» **Given problem**
Please find all lines in the data that hold the string "ylabel" and copy them.

— Start Task data —

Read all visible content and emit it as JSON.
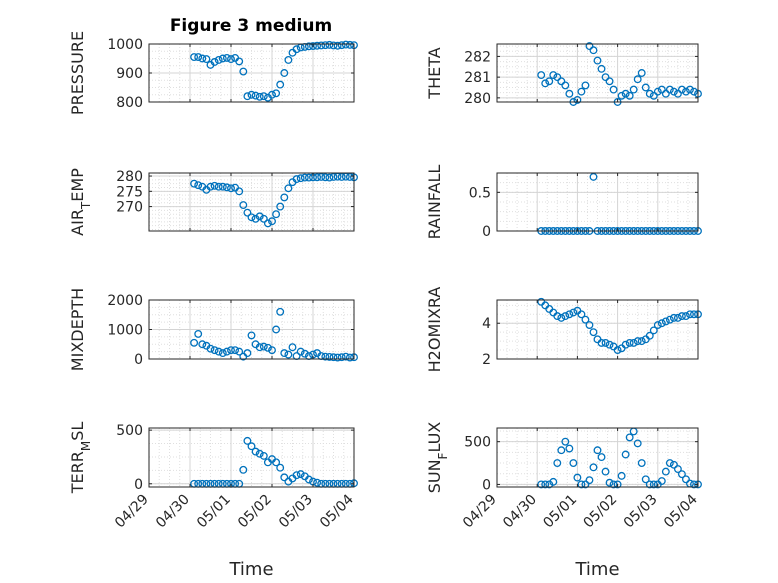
{
  "figure_title": "Figure 3 medium",
  "chart_data": [
    {
      "type": "scatter",
      "ylabel": "PRESSURE",
      "ylim": [
        800,
        1000
      ],
      "yticks": [
        "800",
        "900",
        "1000"
      ],
      "xlabel": "",
      "xticks": [
        "04/29",
        "04/30",
        "05/01",
        "05/02",
        "05/03",
        "05/04"
      ],
      "grid": "on",
      "x": [
        1.1,
        1.2,
        1.3,
        1.4,
        1.5,
        1.6,
        1.7,
        1.8,
        1.9,
        2.0,
        2.1,
        2.2,
        2.3,
        2.4,
        2.5,
        2.6,
        2.7,
        2.8,
        2.9,
        3.0,
        3.1,
        3.2,
        3.3,
        3.4,
        3.5,
        3.6,
        3.7,
        3.8,
        3.9,
        4.0,
        4.1,
        4.2,
        4.3,
        4.4,
        4.5,
        4.6,
        4.7,
        4.8,
        4.9,
        5.0
      ],
      "y": [
        955,
        955,
        950,
        948,
        928,
        938,
        945,
        950,
        952,
        948,
        952,
        940,
        905,
        820,
        825,
        822,
        818,
        820,
        815,
        825,
        830,
        860,
        900,
        945,
        970,
        982,
        988,
        990,
        992,
        993,
        994,
        995,
        996,
        997,
        995,
        994,
        996,
        998,
        997,
        996
      ]
    },
    {
      "type": "scatter",
      "ylabel": "THETA",
      "ylim": [
        279.8,
        282.6
      ],
      "yticks": [
        "280",
        "281",
        "282"
      ],
      "xlabel": "",
      "xticks": [
        "04/29",
        "04/30",
        "05/01",
        "05/02",
        "05/03",
        "05/04"
      ],
      "grid": "on",
      "x": [
        1.1,
        1.2,
        1.3,
        1.4,
        1.5,
        1.6,
        1.7,
        1.8,
        1.9,
        2.0,
        2.1,
        2.2,
        2.3,
        2.4,
        2.5,
        2.6,
        2.7,
        2.8,
        2.9,
        3.0,
        3.1,
        3.2,
        3.3,
        3.4,
        3.5,
        3.6,
        3.7,
        3.8,
        3.9,
        4.0,
        4.1,
        4.2,
        4.3,
        4.4,
        4.5,
        4.6,
        4.7,
        4.8,
        4.9,
        5.0
      ],
      "y": [
        281.1,
        280.7,
        280.8,
        281.1,
        281.0,
        280.8,
        280.6,
        280.2,
        279.7,
        279.9,
        280.3,
        280.6,
        282.5,
        282.3,
        281.8,
        281.4,
        281.0,
        280.8,
        280.4,
        279.8,
        280.1,
        280.2,
        280.1,
        280.4,
        280.9,
        281.2,
        280.5,
        280.2,
        280.1,
        280.3,
        280.4,
        280.2,
        280.4,
        280.3,
        280.2,
        280.4,
        280.3,
        280.4,
        280.3,
        280.2
      ]
    },
    {
      "type": "scatter",
      "ylabel": "AIR_TEMP",
      "ylim": [
        262,
        281
      ],
      "yticks": [
        "270",
        "275",
        "280"
      ],
      "xlabel": "",
      "xticks": [
        "04/29",
        "04/30",
        "05/01",
        "05/02",
        "05/03",
        "05/04"
      ],
      "grid": "on",
      "x": [
        1.1,
        1.2,
        1.3,
        1.4,
        1.5,
        1.6,
        1.7,
        1.8,
        1.9,
        2.0,
        2.1,
        2.2,
        2.3,
        2.4,
        2.5,
        2.6,
        2.7,
        2.8,
        2.9,
        3.0,
        3.1,
        3.2,
        3.3,
        3.4,
        3.5,
        3.6,
        3.7,
        3.8,
        3.9,
        4.0,
        4.1,
        4.2,
        4.3,
        4.4,
        4.5,
        4.6,
        4.7,
        4.8,
        4.9,
        5.0
      ],
      "y": [
        277.5,
        277.0,
        276.5,
        275.5,
        276.5,
        276.8,
        276.5,
        276.5,
        276.3,
        276.0,
        276.2,
        275.0,
        270.5,
        268.0,
        266.5,
        266.0,
        266.8,
        266.0,
        264.5,
        265.2,
        267.5,
        270.0,
        273.0,
        276.0,
        278.0,
        279.0,
        279.3,
        279.5,
        279.5,
        279.6,
        279.6,
        279.7,
        279.6,
        279.5,
        279.7,
        279.8,
        279.7,
        279.8,
        279.7,
        279.6
      ]
    },
    {
      "type": "scatter",
      "ylabel": "RAINFALL",
      "ylim": [
        0,
        0.75
      ],
      "yticks": [
        "0",
        "0.5"
      ],
      "xlabel": "",
      "xticks": [
        "04/29",
        "04/30",
        "05/01",
        "05/02",
        "05/03",
        "05/04"
      ],
      "grid": "on",
      "x": [
        1.1,
        1.2,
        1.3,
        1.4,
        1.5,
        1.6,
        1.7,
        1.8,
        1.9,
        2.0,
        2.1,
        2.2,
        2.3,
        2.4,
        2.5,
        2.6,
        2.7,
        2.8,
        2.9,
        3.0,
        3.1,
        3.2,
        3.3,
        3.4,
        3.5,
        3.6,
        3.7,
        3.8,
        3.9,
        4.0,
        4.1,
        4.2,
        4.3,
        4.4,
        4.5,
        4.6,
        4.7,
        4.8,
        4.9,
        5.0
      ],
      "y": [
        0,
        0,
        0,
        0,
        0,
        0,
        0,
        0,
        0,
        0,
        0,
        0,
        0,
        0.7,
        0,
        0,
        0,
        0,
        0,
        0,
        0,
        0,
        0,
        0,
        0,
        0,
        0,
        0,
        0,
        0,
        0,
        0,
        0,
        0,
        0,
        0,
        0,
        0,
        0,
        0
      ]
    },
    {
      "type": "scatter",
      "ylabel": "MIXDEPTH",
      "ylim": [
        0,
        2000
      ],
      "yticks": [
        "0",
        "1000",
        "2000"
      ],
      "xlabel": "",
      "xticks": [
        "04/29",
        "04/30",
        "05/01",
        "05/02",
        "05/03",
        "05/04"
      ],
      "grid": "on",
      "x": [
        1.1,
        1.2,
        1.3,
        1.4,
        1.5,
        1.6,
        1.7,
        1.8,
        1.9,
        2.0,
        2.1,
        2.2,
        2.3,
        2.4,
        2.5,
        2.6,
        2.7,
        2.8,
        2.9,
        3.0,
        3.1,
        3.2,
        3.3,
        3.4,
        3.5,
        3.6,
        3.7,
        3.8,
        3.9,
        4.0,
        4.1,
        4.2,
        4.3,
        4.4,
        4.5,
        4.6,
        4.7,
        4.8,
        4.9,
        5.0
      ],
      "y": [
        550,
        850,
        500,
        450,
        350,
        300,
        250,
        200,
        250,
        300,
        300,
        250,
        80,
        200,
        800,
        500,
        400,
        420,
        380,
        300,
        1000,
        1600,
        200,
        150,
        400,
        100,
        250,
        180,
        100,
        150,
        200,
        100,
        80,
        70,
        60,
        50,
        60,
        80,
        50,
        60
      ]
    },
    {
      "type": "scatter",
      "ylabel": "H2OMIXRA",
      "ylim": [
        2,
        5.3
      ],
      "yticks": [
        "2",
        "4"
      ],
      "xlabel": "",
      "xticks": [
        "04/29",
        "04/30",
        "05/01",
        "05/02",
        "05/03",
        "05/04"
      ],
      "grid": "on",
      "x": [
        1.1,
        1.2,
        1.3,
        1.4,
        1.5,
        1.6,
        1.7,
        1.8,
        1.9,
        2.0,
        2.1,
        2.2,
        2.3,
        2.4,
        2.5,
        2.6,
        2.7,
        2.8,
        2.9,
        3.0,
        3.1,
        3.2,
        3.3,
        3.4,
        3.5,
        3.6,
        3.7,
        3.8,
        3.9,
        4.0,
        4.1,
        4.2,
        4.3,
        4.4,
        4.5,
        4.6,
        4.7,
        4.8,
        4.9,
        5.0
      ],
      "y": [
        5.2,
        5.0,
        4.8,
        4.6,
        4.4,
        4.3,
        4.4,
        4.5,
        4.6,
        4.7,
        4.5,
        4.2,
        3.9,
        3.5,
        3.1,
        2.9,
        2.9,
        2.8,
        2.7,
        2.5,
        2.6,
        2.8,
        2.9,
        2.9,
        3.0,
        3.0,
        3.1,
        3.3,
        3.6,
        3.9,
        4.0,
        4.1,
        4.2,
        4.3,
        4.3,
        4.4,
        4.4,
        4.5,
        4.5,
        4.5
      ]
    },
    {
      "type": "scatter",
      "ylabel": "TERR_MSL",
      "ylim": [
        -30,
        520
      ],
      "yticks": [
        "0",
        "500"
      ],
      "xlabel": "Time",
      "xticks": [
        "04/29",
        "04/30",
        "05/01",
        "05/02",
        "05/03",
        "05/04"
      ],
      "grid": "on",
      "x": [
        1.1,
        1.2,
        1.3,
        1.4,
        1.5,
        1.6,
        1.7,
        1.8,
        1.9,
        2.0,
        2.1,
        2.2,
        2.3,
        2.4,
        2.5,
        2.6,
        2.7,
        2.8,
        2.9,
        3.0,
        3.1,
        3.2,
        3.3,
        3.4,
        3.5,
        3.6,
        3.7,
        3.8,
        3.9,
        4.0,
        4.1,
        4.2,
        4.3,
        4.4,
        4.5,
        4.6,
        4.7,
        4.8,
        4.9,
        5.0
      ],
      "y": [
        0,
        0,
        0,
        0,
        0,
        0,
        0,
        0,
        0,
        0,
        0,
        0,
        130,
        400,
        350,
        300,
        280,
        260,
        200,
        230,
        200,
        150,
        60,
        20,
        50,
        80,
        90,
        70,
        40,
        20,
        10,
        0,
        0,
        0,
        0,
        0,
        0,
        0,
        0,
        5
      ]
    },
    {
      "type": "scatter",
      "ylabel": "SUN_FLUX",
      "ylim": [
        -30,
        660
      ],
      "yticks": [
        "0",
        "500"
      ],
      "xlabel": "Time",
      "xticks": [
        "04/29",
        "04/30",
        "05/01",
        "05/02",
        "05/03",
        "05/04"
      ],
      "grid": "on",
      "x": [
        1.1,
        1.2,
        1.3,
        1.4,
        1.5,
        1.6,
        1.7,
        1.8,
        1.9,
        2.0,
        2.1,
        2.2,
        2.3,
        2.4,
        2.5,
        2.6,
        2.7,
        2.8,
        2.9,
        3.0,
        3.1,
        3.2,
        3.3,
        3.4,
        3.5,
        3.6,
        3.7,
        3.8,
        3.9,
        4.0,
        4.1,
        4.2,
        4.3,
        4.4,
        4.5,
        4.6,
        4.7,
        4.8,
        4.9,
        5.0
      ],
      "y": [
        0,
        0,
        0,
        30,
        250,
        400,
        500,
        420,
        250,
        80,
        0,
        0,
        50,
        200,
        400,
        320,
        150,
        20,
        0,
        0,
        100,
        350,
        550,
        620,
        480,
        250,
        60,
        0,
        0,
        0,
        40,
        150,
        250,
        230,
        180,
        120,
        60,
        10,
        0,
        0
      ]
    }
  ],
  "style": {
    "marker_color": "#0072BD",
    "axis_color": "#262626",
    "grid_color": "#dfdfdf"
  }
}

— End Task data —

» **Solution to this task**
      "ylabel": "PRESSURE",
      "ylabel": "THETA",
      "ylabel": "AIR_TEMP",
      "ylabel": "RAINFALL",
      "ylabel": "MIXDEPTH",
      "ylabel": "H2OMIXRA",
      "ylabel": "TERR_MSL",
      "ylabel": "SUN_FLUX",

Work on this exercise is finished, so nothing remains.